#### Directive:
Tally the lines with the word "directory" and report the number alone.

[Data extracted from a collection]

..........

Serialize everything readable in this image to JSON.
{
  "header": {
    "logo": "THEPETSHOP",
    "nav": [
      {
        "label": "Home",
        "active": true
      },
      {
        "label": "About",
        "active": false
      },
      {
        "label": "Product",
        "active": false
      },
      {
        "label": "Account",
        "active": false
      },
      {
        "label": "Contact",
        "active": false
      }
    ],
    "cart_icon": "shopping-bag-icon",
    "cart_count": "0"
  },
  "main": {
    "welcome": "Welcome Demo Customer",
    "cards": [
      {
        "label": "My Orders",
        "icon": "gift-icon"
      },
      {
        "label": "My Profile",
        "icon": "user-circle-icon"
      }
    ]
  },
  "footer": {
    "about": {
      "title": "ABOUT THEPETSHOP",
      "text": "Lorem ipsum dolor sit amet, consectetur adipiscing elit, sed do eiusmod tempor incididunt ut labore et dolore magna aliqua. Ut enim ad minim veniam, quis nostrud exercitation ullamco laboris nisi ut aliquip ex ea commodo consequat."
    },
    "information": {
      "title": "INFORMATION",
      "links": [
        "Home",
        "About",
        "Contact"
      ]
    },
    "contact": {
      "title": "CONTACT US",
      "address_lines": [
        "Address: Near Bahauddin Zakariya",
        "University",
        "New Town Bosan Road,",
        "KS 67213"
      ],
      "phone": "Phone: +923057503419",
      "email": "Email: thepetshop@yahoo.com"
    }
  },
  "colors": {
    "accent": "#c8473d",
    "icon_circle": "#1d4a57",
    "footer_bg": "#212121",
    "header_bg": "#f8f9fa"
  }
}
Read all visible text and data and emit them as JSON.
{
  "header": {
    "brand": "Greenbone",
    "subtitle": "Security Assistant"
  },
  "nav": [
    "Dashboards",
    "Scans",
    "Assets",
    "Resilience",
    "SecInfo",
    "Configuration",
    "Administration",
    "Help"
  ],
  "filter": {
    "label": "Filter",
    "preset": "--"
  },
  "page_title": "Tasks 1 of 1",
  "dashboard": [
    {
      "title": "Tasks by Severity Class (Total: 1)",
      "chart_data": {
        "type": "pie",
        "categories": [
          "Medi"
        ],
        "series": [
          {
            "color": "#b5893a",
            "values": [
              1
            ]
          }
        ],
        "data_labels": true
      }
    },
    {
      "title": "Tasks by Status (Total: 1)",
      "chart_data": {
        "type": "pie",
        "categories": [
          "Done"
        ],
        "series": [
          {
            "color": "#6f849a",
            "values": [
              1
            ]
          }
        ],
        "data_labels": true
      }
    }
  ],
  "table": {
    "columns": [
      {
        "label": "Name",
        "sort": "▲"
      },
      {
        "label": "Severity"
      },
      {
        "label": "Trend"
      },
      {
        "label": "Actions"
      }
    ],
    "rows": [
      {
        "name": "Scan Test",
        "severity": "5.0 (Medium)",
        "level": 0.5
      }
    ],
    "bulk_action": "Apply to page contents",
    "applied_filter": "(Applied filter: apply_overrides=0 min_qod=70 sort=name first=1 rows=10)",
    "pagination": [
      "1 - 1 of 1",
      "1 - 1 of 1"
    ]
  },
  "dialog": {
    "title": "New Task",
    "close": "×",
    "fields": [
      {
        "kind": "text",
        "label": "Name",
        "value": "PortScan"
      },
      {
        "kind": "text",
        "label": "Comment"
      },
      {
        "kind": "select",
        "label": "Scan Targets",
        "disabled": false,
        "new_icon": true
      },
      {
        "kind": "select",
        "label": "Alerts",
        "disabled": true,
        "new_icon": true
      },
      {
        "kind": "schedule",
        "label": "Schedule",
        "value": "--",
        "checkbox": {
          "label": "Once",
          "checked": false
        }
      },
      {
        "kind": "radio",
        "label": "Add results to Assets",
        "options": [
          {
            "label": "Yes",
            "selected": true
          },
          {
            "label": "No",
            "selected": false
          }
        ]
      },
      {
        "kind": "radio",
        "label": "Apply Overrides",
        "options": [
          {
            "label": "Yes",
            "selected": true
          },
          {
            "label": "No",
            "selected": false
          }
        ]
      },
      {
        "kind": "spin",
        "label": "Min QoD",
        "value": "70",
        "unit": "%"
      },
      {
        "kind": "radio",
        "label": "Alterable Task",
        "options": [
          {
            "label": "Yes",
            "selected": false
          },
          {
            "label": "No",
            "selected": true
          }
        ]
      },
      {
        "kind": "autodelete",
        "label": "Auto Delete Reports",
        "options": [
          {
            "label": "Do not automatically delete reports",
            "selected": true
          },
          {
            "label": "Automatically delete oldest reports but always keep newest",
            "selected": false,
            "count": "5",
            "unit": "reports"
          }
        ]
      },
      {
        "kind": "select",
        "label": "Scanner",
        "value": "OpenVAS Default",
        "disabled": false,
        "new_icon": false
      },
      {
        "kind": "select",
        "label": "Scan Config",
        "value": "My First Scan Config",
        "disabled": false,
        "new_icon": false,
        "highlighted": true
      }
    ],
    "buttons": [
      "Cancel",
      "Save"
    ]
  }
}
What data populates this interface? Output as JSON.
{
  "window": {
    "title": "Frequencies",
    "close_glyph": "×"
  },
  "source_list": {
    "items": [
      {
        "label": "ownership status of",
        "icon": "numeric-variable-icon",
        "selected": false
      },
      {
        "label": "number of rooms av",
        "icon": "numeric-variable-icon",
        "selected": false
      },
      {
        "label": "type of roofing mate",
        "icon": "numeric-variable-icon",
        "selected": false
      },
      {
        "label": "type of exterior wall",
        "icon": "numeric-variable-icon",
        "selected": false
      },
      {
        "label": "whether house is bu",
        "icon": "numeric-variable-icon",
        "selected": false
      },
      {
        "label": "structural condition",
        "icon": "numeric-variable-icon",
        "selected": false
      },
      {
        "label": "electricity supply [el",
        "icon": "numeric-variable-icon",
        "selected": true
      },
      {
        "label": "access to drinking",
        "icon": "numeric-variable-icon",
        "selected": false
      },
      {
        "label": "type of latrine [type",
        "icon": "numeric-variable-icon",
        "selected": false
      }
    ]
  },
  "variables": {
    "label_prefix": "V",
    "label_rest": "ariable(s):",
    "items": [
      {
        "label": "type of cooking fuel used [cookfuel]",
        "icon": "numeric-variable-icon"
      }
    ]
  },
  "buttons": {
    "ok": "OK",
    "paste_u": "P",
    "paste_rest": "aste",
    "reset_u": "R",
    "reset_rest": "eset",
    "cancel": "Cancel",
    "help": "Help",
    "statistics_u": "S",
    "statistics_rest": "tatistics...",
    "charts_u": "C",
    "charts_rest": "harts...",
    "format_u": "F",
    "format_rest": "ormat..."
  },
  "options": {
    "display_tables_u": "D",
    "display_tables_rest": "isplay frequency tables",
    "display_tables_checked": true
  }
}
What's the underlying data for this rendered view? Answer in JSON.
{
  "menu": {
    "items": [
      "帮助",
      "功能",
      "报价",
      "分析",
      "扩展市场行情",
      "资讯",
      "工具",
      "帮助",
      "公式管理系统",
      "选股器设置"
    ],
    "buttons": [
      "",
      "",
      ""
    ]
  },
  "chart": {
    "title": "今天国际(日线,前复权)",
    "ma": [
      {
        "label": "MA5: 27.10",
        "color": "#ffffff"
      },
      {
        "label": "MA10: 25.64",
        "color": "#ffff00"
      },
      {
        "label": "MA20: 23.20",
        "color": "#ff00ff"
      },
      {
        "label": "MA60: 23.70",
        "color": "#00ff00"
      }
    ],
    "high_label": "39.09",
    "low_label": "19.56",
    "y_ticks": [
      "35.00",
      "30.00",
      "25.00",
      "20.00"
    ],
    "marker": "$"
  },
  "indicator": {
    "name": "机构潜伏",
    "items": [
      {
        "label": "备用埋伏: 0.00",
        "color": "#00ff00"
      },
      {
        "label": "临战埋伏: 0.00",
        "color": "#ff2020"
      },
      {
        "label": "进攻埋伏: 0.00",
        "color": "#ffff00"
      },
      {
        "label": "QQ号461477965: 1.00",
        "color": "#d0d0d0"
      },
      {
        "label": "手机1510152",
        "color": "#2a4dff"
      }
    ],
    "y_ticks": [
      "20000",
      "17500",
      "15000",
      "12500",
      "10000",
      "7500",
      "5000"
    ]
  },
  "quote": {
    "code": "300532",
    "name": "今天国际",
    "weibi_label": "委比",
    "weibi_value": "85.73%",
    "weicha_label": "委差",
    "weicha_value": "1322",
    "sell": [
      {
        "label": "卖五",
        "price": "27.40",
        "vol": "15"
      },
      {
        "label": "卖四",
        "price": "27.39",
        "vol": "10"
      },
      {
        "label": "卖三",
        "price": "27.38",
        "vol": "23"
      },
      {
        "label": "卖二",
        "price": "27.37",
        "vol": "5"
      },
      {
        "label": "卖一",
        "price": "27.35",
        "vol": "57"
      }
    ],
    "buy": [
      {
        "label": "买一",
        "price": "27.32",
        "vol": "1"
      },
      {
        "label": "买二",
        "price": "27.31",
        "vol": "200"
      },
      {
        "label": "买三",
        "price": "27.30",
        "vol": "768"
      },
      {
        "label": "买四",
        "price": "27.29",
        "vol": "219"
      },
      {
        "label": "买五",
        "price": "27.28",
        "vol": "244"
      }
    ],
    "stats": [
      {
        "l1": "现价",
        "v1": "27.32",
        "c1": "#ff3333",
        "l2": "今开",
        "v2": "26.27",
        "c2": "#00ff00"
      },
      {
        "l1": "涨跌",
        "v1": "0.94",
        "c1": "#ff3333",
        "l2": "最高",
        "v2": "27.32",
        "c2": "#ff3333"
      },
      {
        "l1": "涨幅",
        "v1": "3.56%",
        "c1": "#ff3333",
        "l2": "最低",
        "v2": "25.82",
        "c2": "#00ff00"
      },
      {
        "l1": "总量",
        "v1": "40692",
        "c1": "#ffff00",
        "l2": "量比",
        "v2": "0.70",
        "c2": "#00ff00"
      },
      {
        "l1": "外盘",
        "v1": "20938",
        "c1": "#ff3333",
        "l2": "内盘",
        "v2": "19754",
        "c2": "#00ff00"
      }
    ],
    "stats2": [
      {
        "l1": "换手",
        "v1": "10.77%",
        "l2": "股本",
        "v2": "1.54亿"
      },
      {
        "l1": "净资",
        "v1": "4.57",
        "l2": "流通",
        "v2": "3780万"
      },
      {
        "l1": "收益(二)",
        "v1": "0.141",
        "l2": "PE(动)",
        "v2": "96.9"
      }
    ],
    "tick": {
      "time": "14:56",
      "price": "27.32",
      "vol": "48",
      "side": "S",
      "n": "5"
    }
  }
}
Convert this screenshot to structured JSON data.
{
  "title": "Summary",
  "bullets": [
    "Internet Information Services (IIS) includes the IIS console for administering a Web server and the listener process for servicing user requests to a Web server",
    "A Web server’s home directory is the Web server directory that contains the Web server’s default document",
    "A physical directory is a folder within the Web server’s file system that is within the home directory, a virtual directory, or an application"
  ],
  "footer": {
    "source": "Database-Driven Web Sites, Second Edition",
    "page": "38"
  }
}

..........

#### Solution:
2